(Figure collection entries)
★ ★ ★ ★ ★ ★ ★
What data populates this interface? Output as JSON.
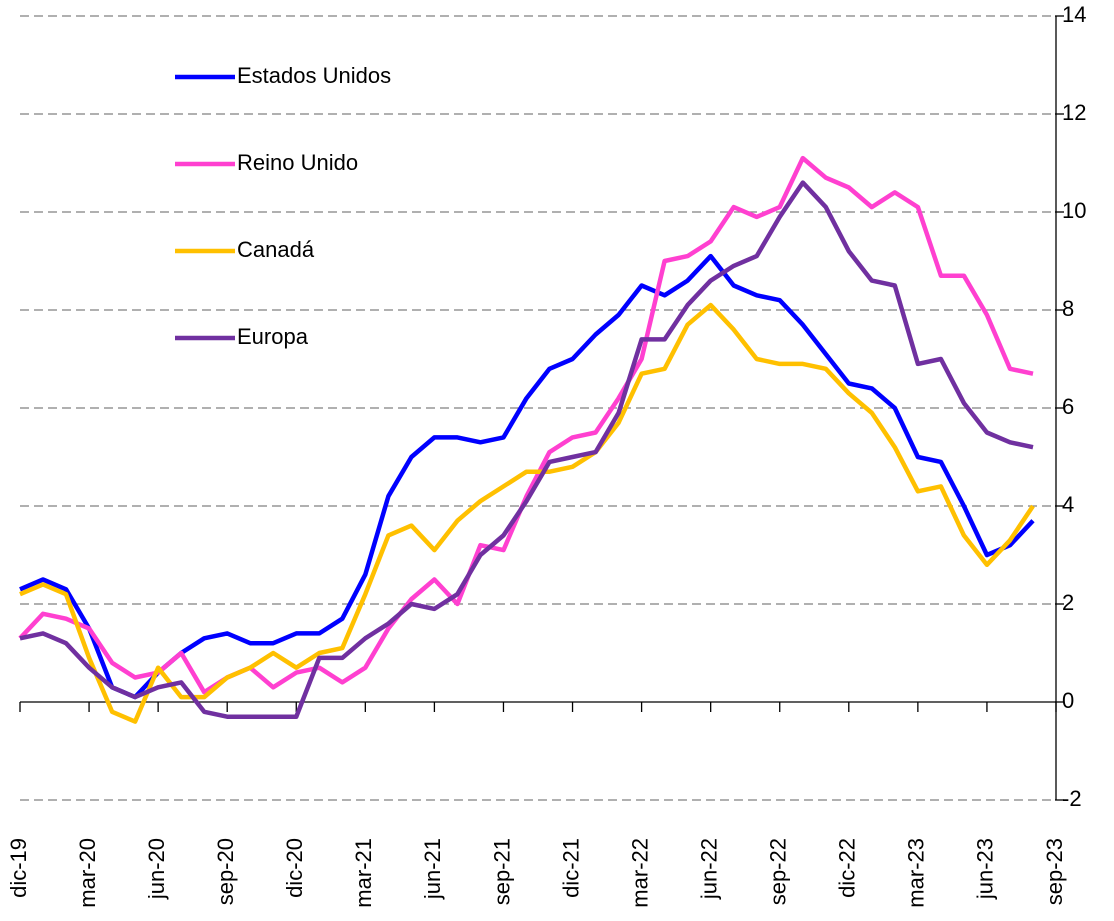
{
  "chart_data": {
    "type": "line",
    "categories": [
      "dic-19",
      null,
      null,
      "mar-20",
      null,
      null,
      "jun-20",
      null,
      null,
      "sep-20",
      null,
      null,
      "dic-20",
      null,
      null,
      "mar-21",
      null,
      null,
      "jun-21",
      null,
      null,
      "sep-21",
      null,
      null,
      "dic-21",
      null,
      null,
      "mar-22",
      null,
      null,
      "jun-22",
      null,
      null,
      "sep-22",
      null,
      null,
      "dic-22",
      null,
      null,
      "mar-23",
      null,
      null,
      "jun-23",
      null,
      null,
      "sep-23"
    ],
    "series": [
      {
        "name": "Estados Unidos",
        "color": "#0000ff",
        "values": [
          2.3,
          2.5,
          2.3,
          1.5,
          0.3,
          0.1,
          0.6,
          1.0,
          1.3,
          1.4,
          1.2,
          1.2,
          1.4,
          1.4,
          1.7,
          2.6,
          4.2,
          5.0,
          5.4,
          5.4,
          5.3,
          5.4,
          6.2,
          6.8,
          7.0,
          7.5,
          7.9,
          8.5,
          8.3,
          8.6,
          9.1,
          8.5,
          8.3,
          8.2,
          7.7,
          7.1,
          6.5,
          6.4,
          6.0,
          5.0,
          4.9,
          4.0,
          3.0,
          3.2,
          3.7,
          null
        ]
      },
      {
        "name": "Reino Unido",
        "color": "#ff40d0",
        "values": [
          1.3,
          1.8,
          1.7,
          1.5,
          0.8,
          0.5,
          0.6,
          1.0,
          0.2,
          0.5,
          0.7,
          0.3,
          0.6,
          0.7,
          0.4,
          0.7,
          1.5,
          2.1,
          2.5,
          2.0,
          3.2,
          3.1,
          4.2,
          5.1,
          5.4,
          5.5,
          6.2,
          7.0,
          9.0,
          9.1,
          9.4,
          10.1,
          9.9,
          10.1,
          11.1,
          10.7,
          10.5,
          10.1,
          10.4,
          10.1,
          8.7,
          8.7,
          7.9,
          6.8,
          6.7,
          null
        ]
      },
      {
        "name": "Canadá",
        "color": "#ffc000",
        "values": [
          2.2,
          2.4,
          2.2,
          0.9,
          -0.2,
          -0.4,
          0.7,
          0.1,
          0.1,
          0.5,
          0.7,
          1.0,
          0.7,
          1.0,
          1.1,
          2.2,
          3.4,
          3.6,
          3.1,
          3.7,
          4.1,
          4.4,
          4.7,
          4.7,
          4.8,
          5.1,
          5.7,
          6.7,
          6.8,
          7.7,
          8.1,
          7.6,
          7.0,
          6.9,
          6.9,
          6.8,
          6.3,
          5.9,
          5.2,
          4.3,
          4.4,
          3.4,
          2.8,
          3.3,
          4.0,
          null
        ]
      },
      {
        "name": "Europa",
        "color": "#7030a0",
        "values": [
          1.3,
          1.4,
          1.2,
          0.7,
          0.3,
          0.1,
          0.3,
          0.4,
          -0.2,
          -0.3,
          -0.3,
          -0.3,
          -0.3,
          0.9,
          0.9,
          1.3,
          1.6,
          2.0,
          1.9,
          2.2,
          3.0,
          3.4,
          4.1,
          4.9,
          5.0,
          5.1,
          5.9,
          7.4,
          7.4,
          8.1,
          8.6,
          8.9,
          9.1,
          9.9,
          10.6,
          10.1,
          9.2,
          8.6,
          8.5,
          6.9,
          7.0,
          6.1,
          5.5,
          5.3,
          5.2,
          null
        ]
      }
    ],
    "ylim": [
      -2,
      14
    ],
    "yticks": [
      -2,
      0,
      2,
      4,
      6,
      8,
      10,
      12,
      14
    ],
    "grid": true,
    "legend": "upper left"
  }
}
★ ★ ★ ★ ★ ★ ★
**AIM**
Where a line in the material above holds "color", copy that line.

**COMPLETED TASK**
        "color": "#0000ff",
        "color": "#ff40d0",
        "color": "#ffc000",
        "color": "#7030a0",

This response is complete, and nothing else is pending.